Stated goal:
Extract the full listing below without altering a single character.

-.-.-

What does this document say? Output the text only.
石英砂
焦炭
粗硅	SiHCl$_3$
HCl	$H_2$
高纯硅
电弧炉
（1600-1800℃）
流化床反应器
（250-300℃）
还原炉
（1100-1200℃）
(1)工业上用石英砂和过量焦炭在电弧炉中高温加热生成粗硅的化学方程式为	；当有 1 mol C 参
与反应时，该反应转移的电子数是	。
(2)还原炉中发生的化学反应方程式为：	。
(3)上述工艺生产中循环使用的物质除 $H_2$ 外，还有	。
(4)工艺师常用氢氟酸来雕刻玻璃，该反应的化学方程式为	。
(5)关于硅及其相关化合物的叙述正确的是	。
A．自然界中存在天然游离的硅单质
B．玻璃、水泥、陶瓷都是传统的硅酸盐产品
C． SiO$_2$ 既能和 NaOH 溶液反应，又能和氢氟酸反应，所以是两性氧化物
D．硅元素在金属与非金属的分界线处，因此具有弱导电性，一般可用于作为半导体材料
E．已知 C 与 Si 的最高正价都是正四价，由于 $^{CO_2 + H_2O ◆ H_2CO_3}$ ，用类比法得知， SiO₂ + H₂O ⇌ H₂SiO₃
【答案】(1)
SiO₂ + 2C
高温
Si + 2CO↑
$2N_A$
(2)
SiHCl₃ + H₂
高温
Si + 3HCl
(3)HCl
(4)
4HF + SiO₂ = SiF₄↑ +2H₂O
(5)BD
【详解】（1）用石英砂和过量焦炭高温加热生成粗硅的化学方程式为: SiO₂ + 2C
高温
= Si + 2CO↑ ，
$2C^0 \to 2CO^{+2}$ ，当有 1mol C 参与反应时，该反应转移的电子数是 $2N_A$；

-.-.-

Written response:
What does this document say? Output the text only.
石英砂
焦炭
粗硅	SiHCl$_3$
HCl	$H_2$
高纯硅
电弧炉
（1600-1800℃）
流化床反应器
（250-300℃）
还原炉
（1100-1200℃）
(1)工业上用石英砂和过量焦炭在电弧炉中高温加热生成粗硅的化学方程式为	；当有 1 mol C 参
与反应时，该反应转移的电子数是	。
(2)还原炉中发生的化学反应方程式为：	。
(3)上述工艺生产中循环使用的物质除 $H_2$ 外，还有	。
(4)工艺师常用氢氟酸来雕刻玻璃，该反应的化学方程式为	。
(5)关于硅及其相关化合物的叙述正确的是	。
A．自然界中存在天然游离的硅单质
B．玻璃、水泥、陶瓷都是传统的硅酸盐产品
C． SiO$_2$ 既能和 NaOH 溶液反应，又能和氢氟酸反应，所以是两性氧化物
D．硅元素在金属与非金属的分界线处，因此具有弱导电性，一般可用于作为半导体材料
E．已知 C 与 Si 的最高正价都是正四价，由于 $^{CO_2 + H_2O ◆ H_2CO_3}$ ，用类比法得知， SiO₂ + H₂O ⇌ H₂SiO₃
【答案】(1)
SiO₂ + 2C
高温
Si + 2CO↑
$2N_A$
(2)
SiHCl₃ + H₂
高温
Si + 3HCl
(3)HCl
(4)
4HF + SiO₂ = SiF₄↑ +2H₂O
(5)BD
【详解】（1）用石英砂和过量焦炭高温加热生成粗硅的化学方程式为: SiO₂ + 2C
高温
= Si + 2CO↑ ，
$2C^0 \to 2CO^{+2}$ ，当有 1mol C 参与反应时，该反应转移的电子数是 $2N_A$；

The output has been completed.